GIVEN RECORDS:
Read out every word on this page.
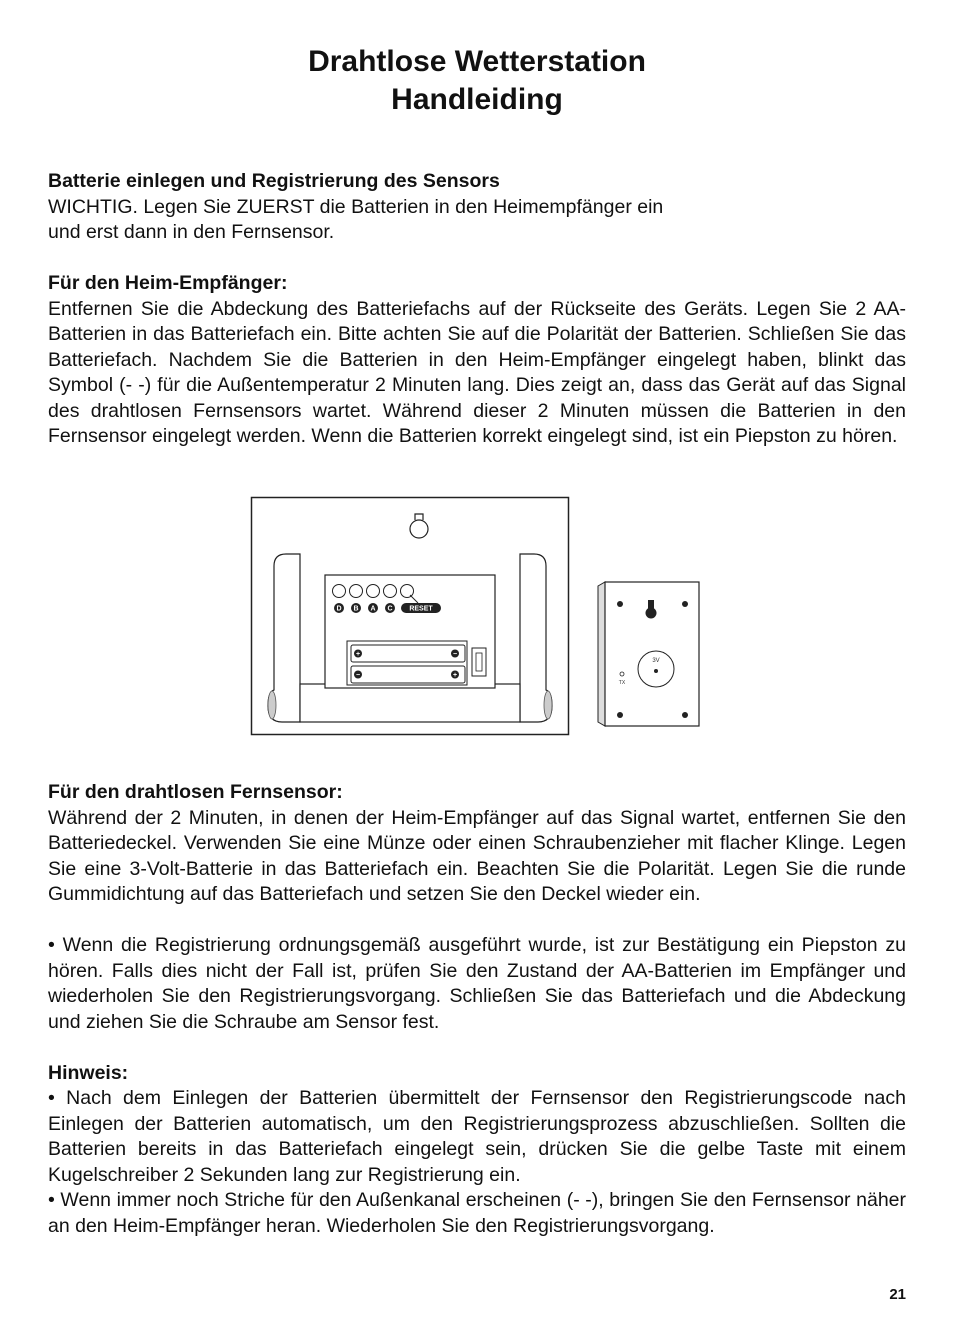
Drahtlose Wetterstation
Handleiding

Batterie einlegen und Registrierung des Sensors

WICHTIG. Legen Sie ZUERST die Batterien in den Heimempfänger ein

und erst dann in den Fernsensor.

Für den Heim-Empfänger:

Entfernen Sie die Abdeckung des Batteriefachs auf der Rückseite des Geräts. Legen Sie 2 AA-Batterien in das Batteriefach ein. Bitte achten Sie auf die Polarität der Batterien. Schließen Sie das Batteriefach. Nachdem Sie die Batterien in den Heim-Empfänger eingelegt haben, blinkt das Symbol (- -) für die Außentemperatur 2 Minuten lang. Dies zeigt an, dass das Gerät auf das Signal des drahtlosen Fernsensors wartet. Während dieser 2 Minuten müssen die Batterien in den Fernsensor eingelegt werden. Wenn die Batterien korrekt eingelegt sind, ist ein Piepston zu hören.

D B A C RESET
+	−
−	+
3V
TX

Für den drahtlosen Fernsensor:

Während der 2 Minuten, in denen der Heim-Empfänger auf das Signal wartet, entfernen Sie den Batteriedeckel. Verwenden Sie eine Münze oder einen Schraubenzieher mit flacher Klinge. Legen Sie eine 3-Volt-Batterie in das Batteriefach ein. Beachten Sie die Polarität. Legen Sie die runde Gummidichtung auf das Batteriefach und setzen Sie den Deckel wieder ein.

• Wenn die Registrierung ordnungsgemäß ausgeführt wurde, ist zur Bestätigung ein Piepston zu hören. Falls dies nicht der Fall ist, prüfen Sie den Zustand der AA-Batterien im Empfänger und wiederholen Sie den Registrierungsvorgang. Schließen Sie das Batteriefach und die Abdeckung und ziehen Sie die Schraube am Sensor fest.

Hinweis:

• Nach dem Einlegen der Batterien übermittelt der Fernsensor den Registrierungscode nach Einlegen der Batterien automatisch, um den Registrierungsprozess abzuschließen. Sollten die Batterien bereits in das Batteriefach eingelegt sein, drücken Sie die gelbe Taste mit einem Kugelschreiber 2 Sekunden lang zur Registrierung ein.

• Wenn immer noch Striche für den Außenkanal erscheinen (- -), bringen Sie den Fernsensor näher an den Heim-Empfänger heran. Wiederholen Sie den Registrierungsvorgang.

21
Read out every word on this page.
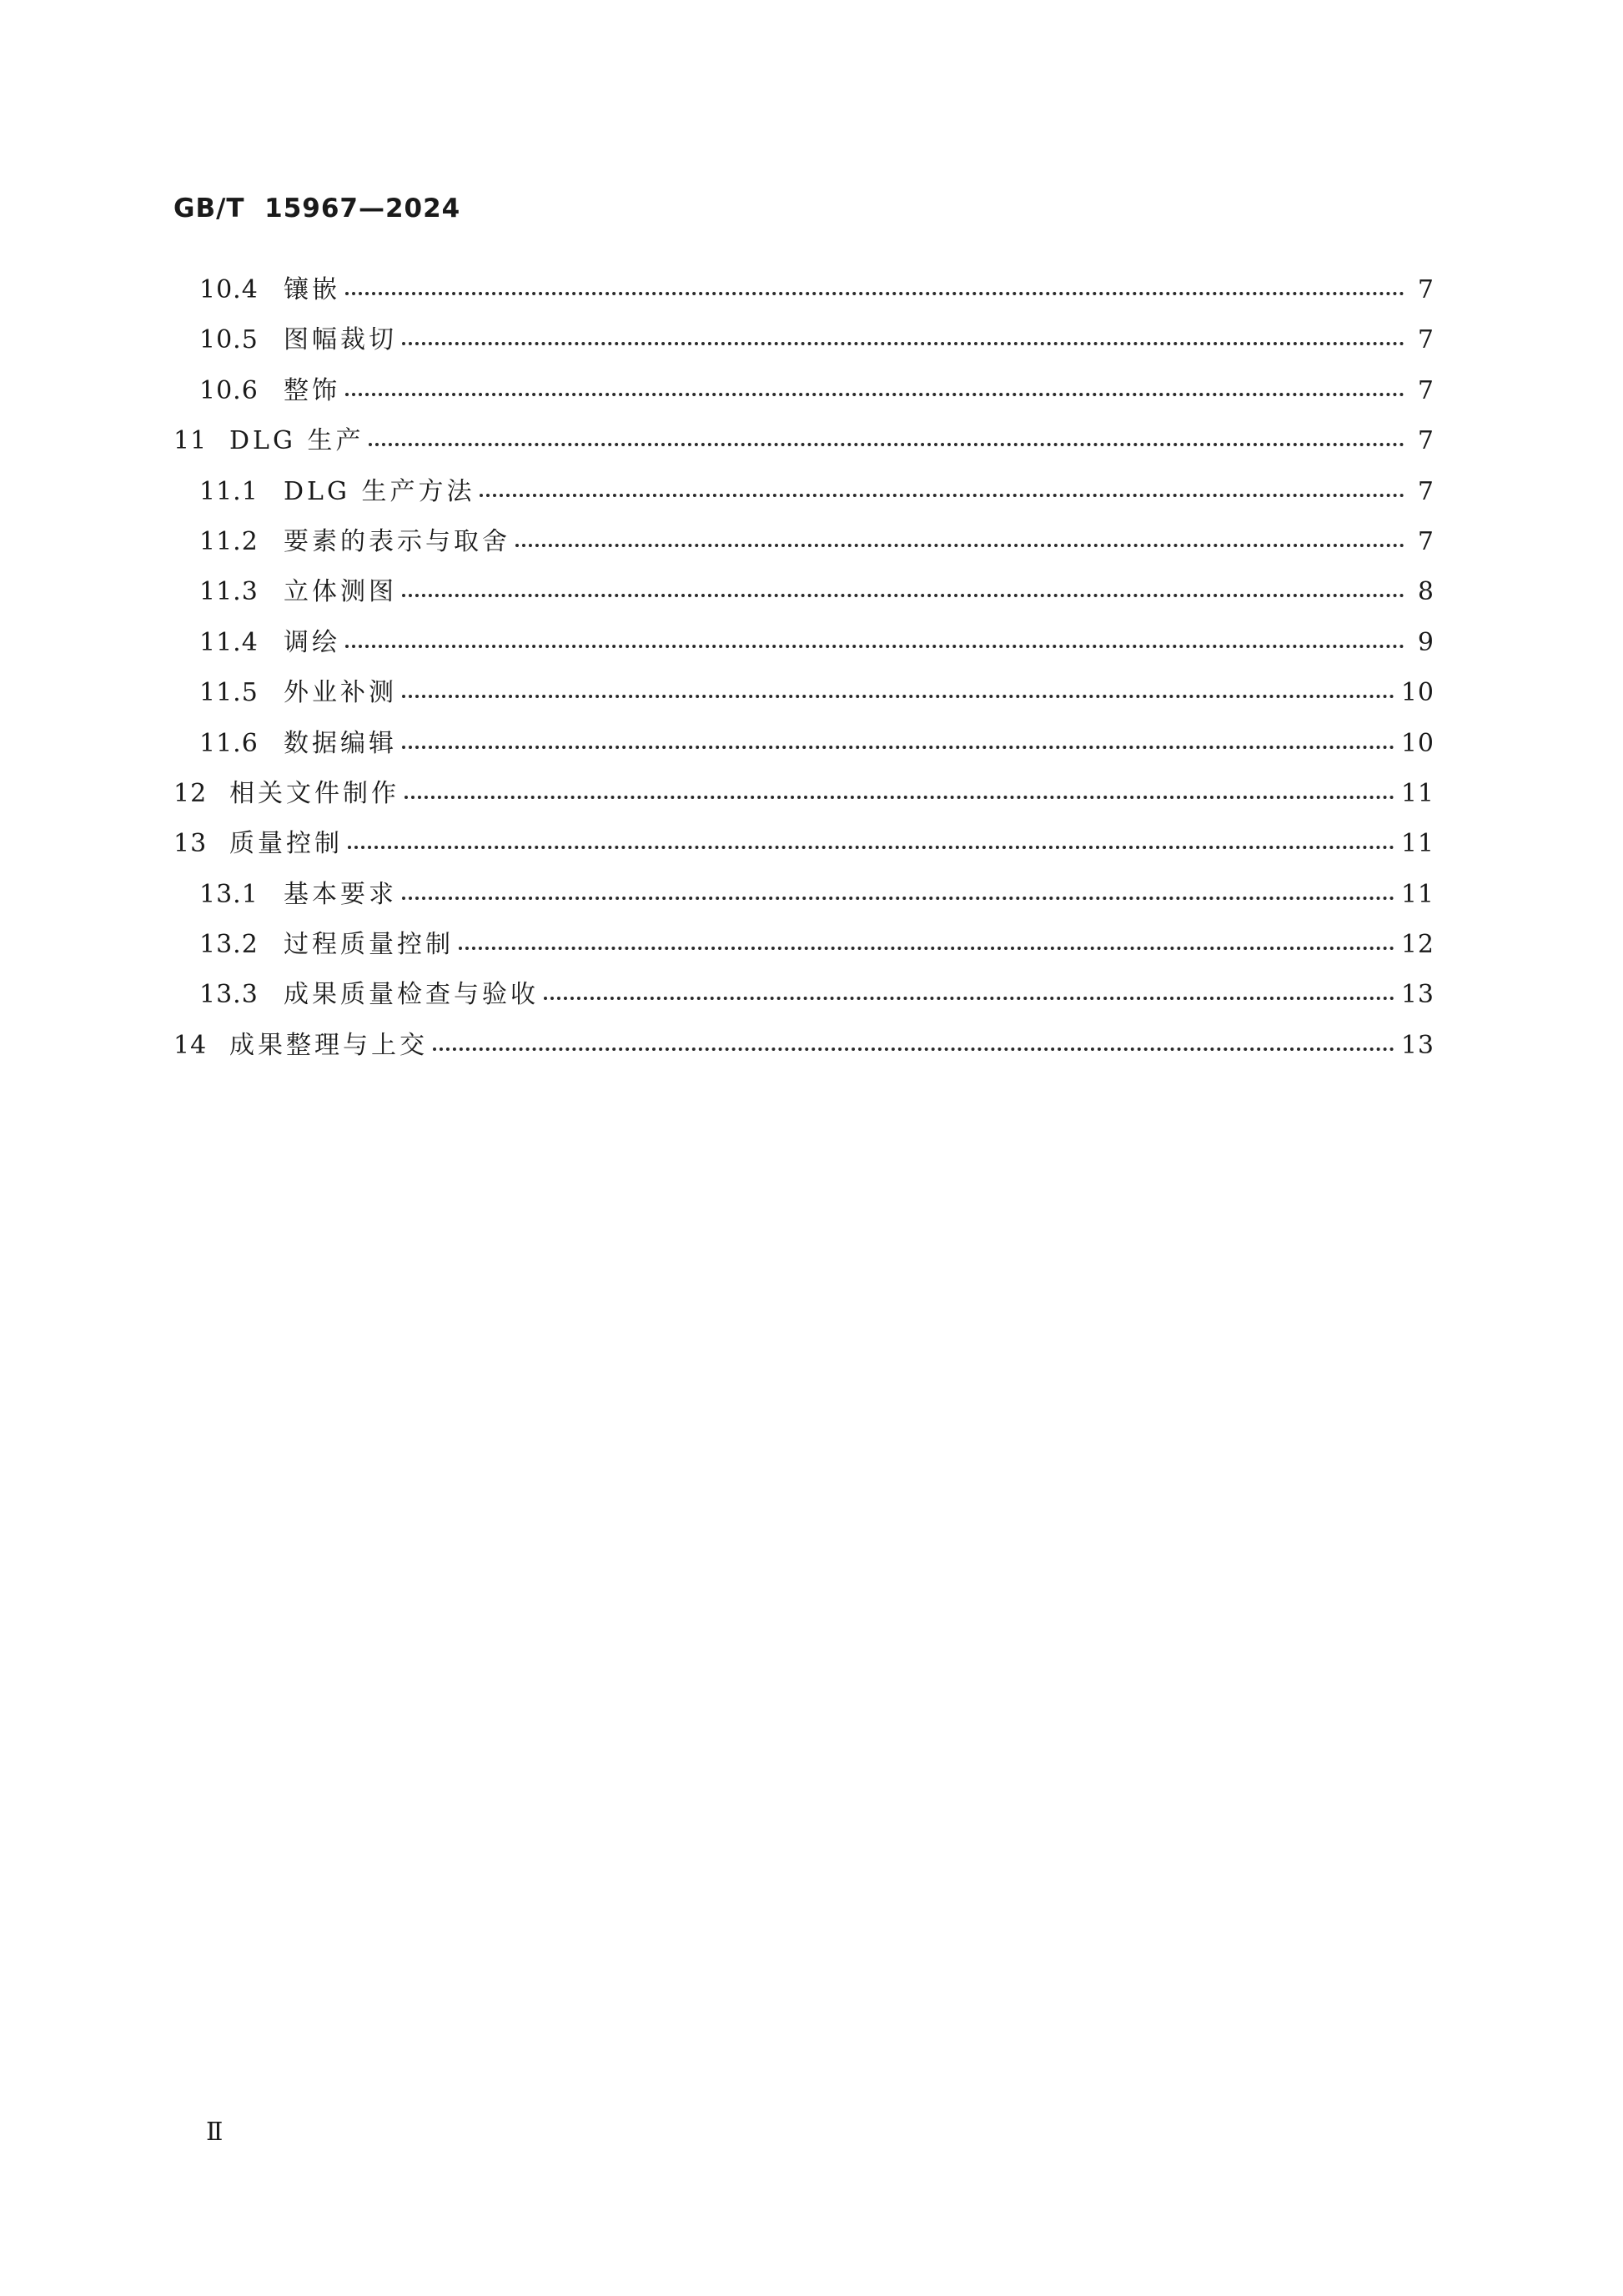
GB/T  15967—2024
10.4	镶嵌	7
10.5	图幅裁切	7
10.6	整饰	7
11 DLG 生产	7
11.1	DLG 生产方法	7
11.2	要素的表示与取舍	7
11.3	立体测图	8
11.4	调绘	9
11.5	外业补测	10
11.6	数据编辑	10
12 相关文件制作	11
13 质量控制	11
13.1	基本要求	11
13.2	过程质量控制	12
13.3	成果质量检查与验收	13
14 成果整理与上交	13
Ⅱ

AIM: Give every record back exactly as it reads, with no images.

EXERCISE SOLUTION:
Read out every word on this page.
Drahtlose Wetterstation
Handleiding

Batterie einlegen und Registrierung des Sensors

WICHTIG. Legen Sie ZUERST die Batterien in den Heimempfänger ein

und erst dann in den Fernsensor.

Für den Heim-Empfänger:

Entfernen Sie die Abdeckung des Batteriefachs auf der Rückseite des Geräts. Legen Sie 2 AA-Batterien in das Batteriefach ein. Bitte achten Sie auf die Polarität der Batterien. Schließen Sie das Batteriefach. Nachdem Sie die Batterien in den Heim-Empfänger eingelegt haben, blinkt das Symbol (- -) für die Außentemperatur 2 Minuten lang. Dies zeigt an, dass das Gerät auf das Signal des drahtlosen Fernsensors wartet. Während dieser 2 Minuten müssen die Batterien in den Fernsensor eingelegt werden. Wenn die Batterien korrekt eingelegt sind, ist ein Piepston zu hören.

D B A C RESET
+	−
−	+
3V
TX

Für den drahtlosen Fernsensor:

Während der 2 Minuten, in denen der Heim-Empfänger auf das Signal wartet, entfernen Sie den Batteriedeckel. Verwenden Sie eine Münze oder einen Schraubenzieher mit flacher Klinge. Legen Sie eine 3-Volt-Batterie in das Batteriefach ein. Beachten Sie die Polarität. Legen Sie die runde Gummidichtung auf das Batteriefach und setzen Sie den Deckel wieder ein.

• Wenn die Registrierung ordnungsgemäß ausgeführt wurde, ist zur Bestätigung ein Piepston zu hören. Falls dies nicht der Fall ist, prüfen Sie den Zustand der AA-Batterien im Empfänger und wiederholen Sie den Registrierungsvorgang. Schließen Sie das Batteriefach und die Abdeckung und ziehen Sie die Schraube am Sensor fest.

Hinweis:

• Nach dem Einlegen der Batterien übermittelt der Fernsensor den Registrierungscode nach Einlegen der Batterien automatisch, um den Registrierungsprozess abzuschließen. Sollten die Batterien bereits in das Batteriefach eingelegt sein, drücken Sie die gelbe Taste mit einem Kugelschreiber 2 Sekunden lang zur Registrierung ein.

• Wenn immer noch Striche für den Außenkanal erscheinen (- -), bringen Sie den Fernsensor näher an den Heim-Empfänger heran. Wiederholen Sie den Registrierungsvorgang.

21
Read out every word on this page.
GB/T  15967—2024
10.4	镶嵌	7
10.5	图幅裁切	7
10.6	整饰	7
11 DLG 生产	7
11.1	DLG 生产方法	7
11.2	要素的表示与取舍	7
11.3	立体测图	8
11.4	调绘	9
11.5	外业补测	10
11.6	数据编辑	10
12 相关文件制作	11
13 质量控制	11
13.1	基本要求	11
13.2	过程质量控制	12
13.3	成果质量检查与验收	13
14 成果整理与上交	13
Ⅱ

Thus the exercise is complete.